Figure collection entries
* * * * *

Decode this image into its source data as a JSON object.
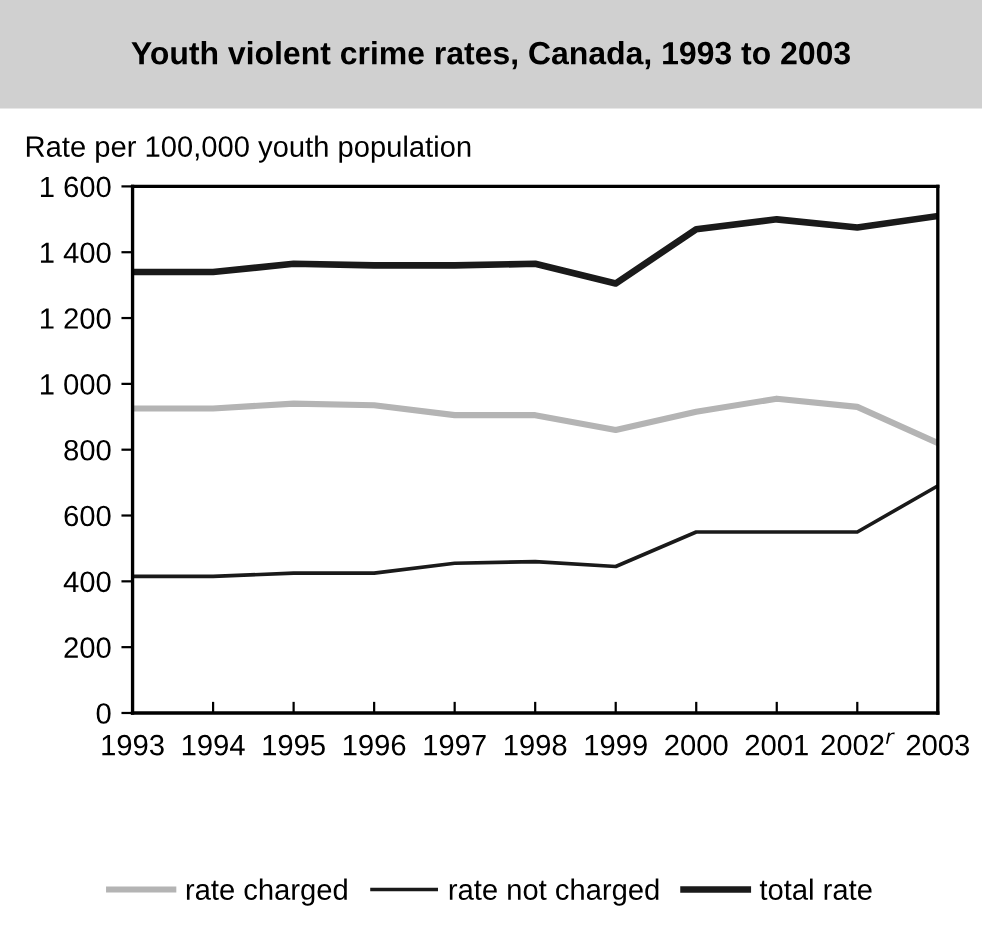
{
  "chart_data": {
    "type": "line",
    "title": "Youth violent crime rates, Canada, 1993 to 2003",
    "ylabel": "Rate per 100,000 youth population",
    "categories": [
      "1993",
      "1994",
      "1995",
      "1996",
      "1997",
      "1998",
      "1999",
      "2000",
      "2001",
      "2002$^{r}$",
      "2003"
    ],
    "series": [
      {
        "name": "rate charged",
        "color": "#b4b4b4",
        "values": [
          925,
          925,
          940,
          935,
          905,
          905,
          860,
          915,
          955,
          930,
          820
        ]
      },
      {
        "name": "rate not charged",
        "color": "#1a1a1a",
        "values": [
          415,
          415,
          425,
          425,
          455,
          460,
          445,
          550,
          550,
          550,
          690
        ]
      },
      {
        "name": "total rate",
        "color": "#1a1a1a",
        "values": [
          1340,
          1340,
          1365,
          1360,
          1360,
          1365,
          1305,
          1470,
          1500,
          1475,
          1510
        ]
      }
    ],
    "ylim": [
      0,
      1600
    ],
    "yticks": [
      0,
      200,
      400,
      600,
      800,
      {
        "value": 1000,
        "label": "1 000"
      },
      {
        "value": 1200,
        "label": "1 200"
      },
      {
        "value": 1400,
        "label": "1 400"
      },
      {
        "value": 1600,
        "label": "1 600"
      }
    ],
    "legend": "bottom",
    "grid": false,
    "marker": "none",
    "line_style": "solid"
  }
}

* * * * *

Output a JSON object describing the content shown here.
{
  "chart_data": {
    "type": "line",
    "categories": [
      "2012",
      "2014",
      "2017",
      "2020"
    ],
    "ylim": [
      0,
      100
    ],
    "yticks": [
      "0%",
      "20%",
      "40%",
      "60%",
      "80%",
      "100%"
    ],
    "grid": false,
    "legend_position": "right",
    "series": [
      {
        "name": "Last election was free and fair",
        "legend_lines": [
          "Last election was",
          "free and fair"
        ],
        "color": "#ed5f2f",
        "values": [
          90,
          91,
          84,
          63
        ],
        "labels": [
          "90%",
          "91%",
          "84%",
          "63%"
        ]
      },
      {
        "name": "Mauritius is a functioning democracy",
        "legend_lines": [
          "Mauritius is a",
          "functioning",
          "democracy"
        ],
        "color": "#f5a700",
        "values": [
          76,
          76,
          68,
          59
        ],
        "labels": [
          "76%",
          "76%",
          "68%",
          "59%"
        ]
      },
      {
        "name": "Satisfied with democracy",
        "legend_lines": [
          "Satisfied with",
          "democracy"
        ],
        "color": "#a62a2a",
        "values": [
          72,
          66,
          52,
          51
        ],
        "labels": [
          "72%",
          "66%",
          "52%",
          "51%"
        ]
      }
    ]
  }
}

* * * * *

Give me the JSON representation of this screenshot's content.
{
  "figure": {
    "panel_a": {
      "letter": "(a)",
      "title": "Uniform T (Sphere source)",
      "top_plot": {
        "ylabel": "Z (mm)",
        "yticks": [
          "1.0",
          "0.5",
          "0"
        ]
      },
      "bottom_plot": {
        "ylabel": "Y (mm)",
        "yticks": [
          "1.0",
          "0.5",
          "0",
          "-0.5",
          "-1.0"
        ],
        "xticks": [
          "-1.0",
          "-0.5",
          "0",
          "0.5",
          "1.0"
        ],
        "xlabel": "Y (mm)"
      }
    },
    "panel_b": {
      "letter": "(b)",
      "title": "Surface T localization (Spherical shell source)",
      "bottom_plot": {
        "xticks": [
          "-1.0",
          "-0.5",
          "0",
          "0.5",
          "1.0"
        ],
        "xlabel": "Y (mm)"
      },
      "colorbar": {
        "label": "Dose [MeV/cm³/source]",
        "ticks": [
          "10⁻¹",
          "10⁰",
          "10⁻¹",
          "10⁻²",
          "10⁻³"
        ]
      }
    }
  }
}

* * * * *

*Aim of the task*.
Scan the data for the word "functioning" and copy every line where it shows up.

*Answer in full*.
        "name": "Mauritius is a functioning democracy",
          "functioning",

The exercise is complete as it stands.